Copy out the listing below with every "y-tick-label" changed to "y-axis-label", leaving everything else as it is.

» Supplied entries:
****

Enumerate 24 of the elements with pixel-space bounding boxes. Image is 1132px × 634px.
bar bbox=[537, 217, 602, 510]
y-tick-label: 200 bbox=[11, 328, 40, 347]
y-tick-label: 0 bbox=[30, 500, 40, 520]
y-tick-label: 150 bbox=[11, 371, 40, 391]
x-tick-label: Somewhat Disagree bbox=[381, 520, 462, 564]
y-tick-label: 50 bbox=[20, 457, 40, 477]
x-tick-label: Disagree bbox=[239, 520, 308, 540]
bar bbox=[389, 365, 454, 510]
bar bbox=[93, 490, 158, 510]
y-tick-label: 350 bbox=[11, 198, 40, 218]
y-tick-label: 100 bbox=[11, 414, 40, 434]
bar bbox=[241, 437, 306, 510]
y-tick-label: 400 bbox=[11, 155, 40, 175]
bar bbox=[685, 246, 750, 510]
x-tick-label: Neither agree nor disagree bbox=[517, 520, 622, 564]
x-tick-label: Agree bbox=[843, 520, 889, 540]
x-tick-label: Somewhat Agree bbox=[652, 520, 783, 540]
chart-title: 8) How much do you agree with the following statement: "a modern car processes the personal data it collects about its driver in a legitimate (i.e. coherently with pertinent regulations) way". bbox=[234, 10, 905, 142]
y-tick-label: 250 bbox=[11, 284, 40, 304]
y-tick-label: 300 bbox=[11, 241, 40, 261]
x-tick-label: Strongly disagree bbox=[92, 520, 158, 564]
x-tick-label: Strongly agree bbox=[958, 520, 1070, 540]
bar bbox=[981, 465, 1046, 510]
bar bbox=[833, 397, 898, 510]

****

» Finished answer:
Enumerate 24 of the elements with pixel-space bounding boxes. Image is 1132px × 634px.
bar bbox=[537, 217, 602, 510]
y-axis-label: 200 bbox=[11, 328, 40, 347]
y-axis-label: 0 bbox=[30, 500, 40, 520]
y-axis-label: 150 bbox=[11, 371, 40, 391]
x-tick-label: Somewhat Disagree bbox=[381, 520, 462, 564]
y-axis-label: 50 bbox=[20, 457, 40, 477]
x-tick-label: Disagree bbox=[239, 520, 308, 540]
bar bbox=[389, 365, 454, 510]
bar bbox=[93, 490, 158, 510]
y-axis-label: 350 bbox=[11, 198, 40, 218]
y-axis-label: 100 bbox=[11, 414, 40, 434]
bar bbox=[241, 437, 306, 510]
y-axis-label: 400 bbox=[11, 155, 40, 175]
bar bbox=[685, 246, 750, 510]
x-tick-label: Neither agree nor disagree bbox=[517, 520, 622, 564]
x-tick-label: Agree bbox=[843, 520, 889, 540]
x-tick-label: Somewhat Agree bbox=[652, 520, 783, 540]
chart-title: 8) How much do you agree with the following statement: "a modern car processes the personal data it collects about its driver in a legitimate (i.e. coherently with pertinent regulations) way". bbox=[234, 10, 905, 142]
y-axis-label: 250 bbox=[11, 284, 40, 304]
y-axis-label: 300 bbox=[11, 241, 40, 261]
x-tick-label: Strongly disagree bbox=[92, 520, 158, 564]
x-tick-label: Strongly agree bbox=[958, 520, 1070, 540]
bar bbox=[981, 465, 1046, 510]
bar bbox=[833, 397, 898, 510]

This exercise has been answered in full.